→ Short task
Out of all the lines below, count those with the word "SNAP". Give the number only.

○ ○ ○ ○

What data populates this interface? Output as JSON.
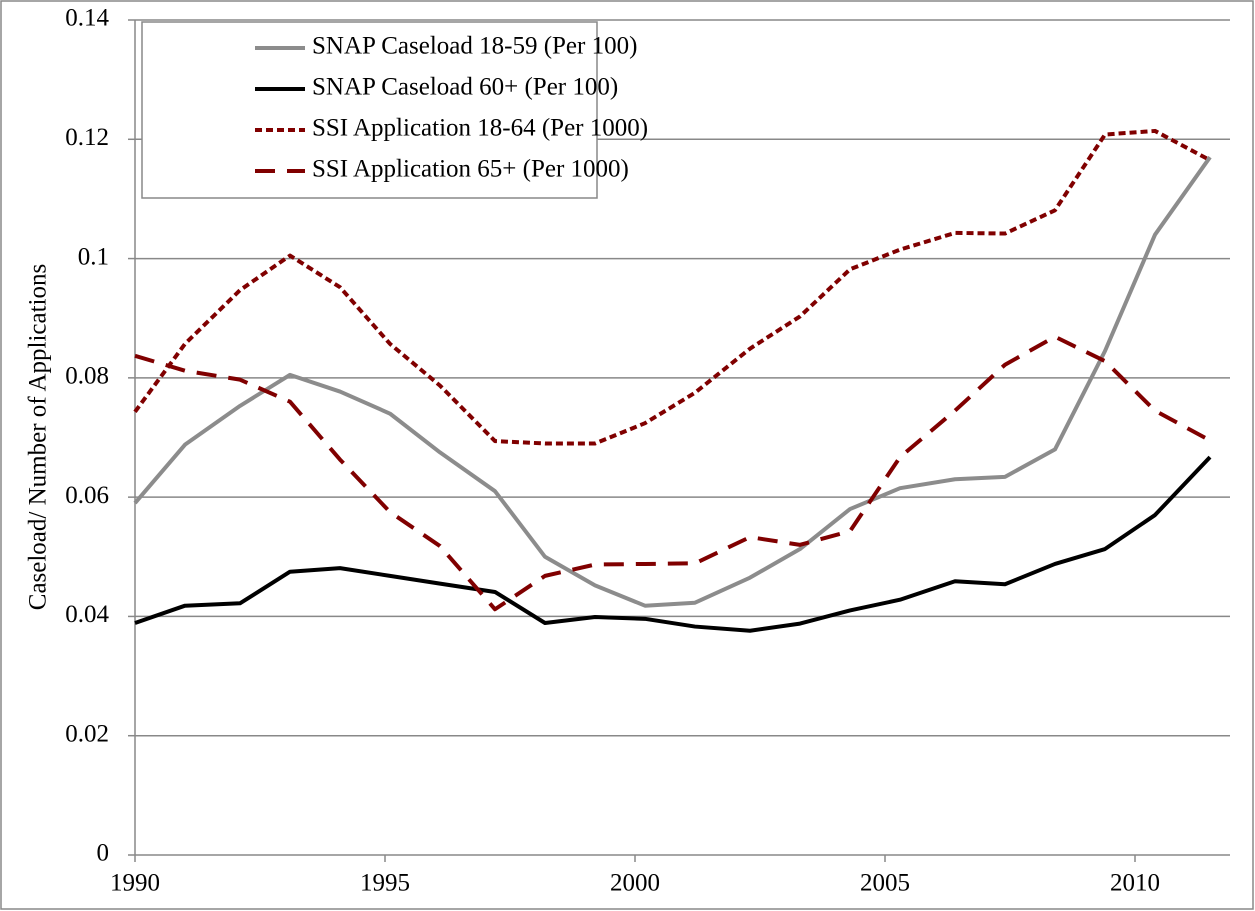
{
  "chart_data": {
    "type": "line",
    "y_label": "Caseload/ Number of Applications",
    "x": [
      1990.0,
      1991.0,
      1992.1,
      1993.1,
      1994.1,
      1995.1,
      1996.1,
      1997.2,
      1998.2,
      1999.2,
      2000.2,
      2001.2,
      2002.3,
      2003.3,
      2004.3,
      2005.3,
      2006.4,
      2007.4,
      2008.4,
      2009.4,
      2010.4,
      2011.5
    ],
    "series": [
      {
        "name": "SNAP Caseload  18-59 (Per 100)",
        "color": "#8c8c8c",
        "dash": "solid",
        "values": [
          0.059,
          0.0688,
          0.0753,
          0.0805,
          0.0777,
          0.074,
          0.0675,
          0.061,
          0.05,
          0.0452,
          0.0418,
          0.0423,
          0.0465,
          0.0513,
          0.058,
          0.0615,
          0.063,
          0.0634,
          0.068,
          0.0845,
          0.104,
          0.117
        ]
      },
      {
        "name": "SNAP Caseload 60+ (Per 100)",
        "color": "#000000",
        "dash": "solid",
        "values": [
          0.0389,
          0.0418,
          0.0422,
          0.0475,
          0.0481,
          0.0468,
          0.0455,
          0.0441,
          0.0389,
          0.0399,
          0.0396,
          0.0383,
          0.0376,
          0.0388,
          0.041,
          0.0428,
          0.0459,
          0.0454,
          0.0488,
          0.0513,
          0.057,
          0.0667
        ]
      },
      {
        "name": "SSI Application 18-64 (Per 1000)",
        "color": "#800000",
        "dash": "dotted",
        "values": [
          0.0743,
          0.0857,
          0.0947,
          0.1005,
          0.0952,
          0.0857,
          0.0787,
          0.0694,
          0.069,
          0.069,
          0.0724,
          0.0775,
          0.0849,
          0.0903,
          0.0982,
          0.1015,
          0.1043,
          0.1042,
          0.1081,
          0.1208,
          0.1214,
          0.1165
        ]
      },
      {
        "name": "SSI Application 65+ (Per 1000)",
        "color": "#800000",
        "dash": "dashed",
        "values": [
          0.0837,
          0.0812,
          0.0797,
          0.076,
          0.0663,
          0.0575,
          0.0518,
          0.0412,
          0.0468,
          0.0487,
          0.0488,
          0.0489,
          0.0533,
          0.052,
          0.0543,
          0.0667,
          0.0745,
          0.0822,
          0.0869,
          0.0828,
          0.0745,
          0.0695
        ]
      }
    ],
    "xlim": [
      1990,
      2011.9
    ],
    "xticks": [
      1990,
      1995,
      2000,
      2005,
      2010
    ],
    "ylim": [
      0,
      0.14
    ],
    "yticks": [
      0,
      0.02,
      0.04,
      0.06,
      0.08,
      0.1,
      0.12,
      0.14
    ],
    "grid": true,
    "legend": "upper left"
  }
}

○ ○ ○ ○

→ Worked answer
2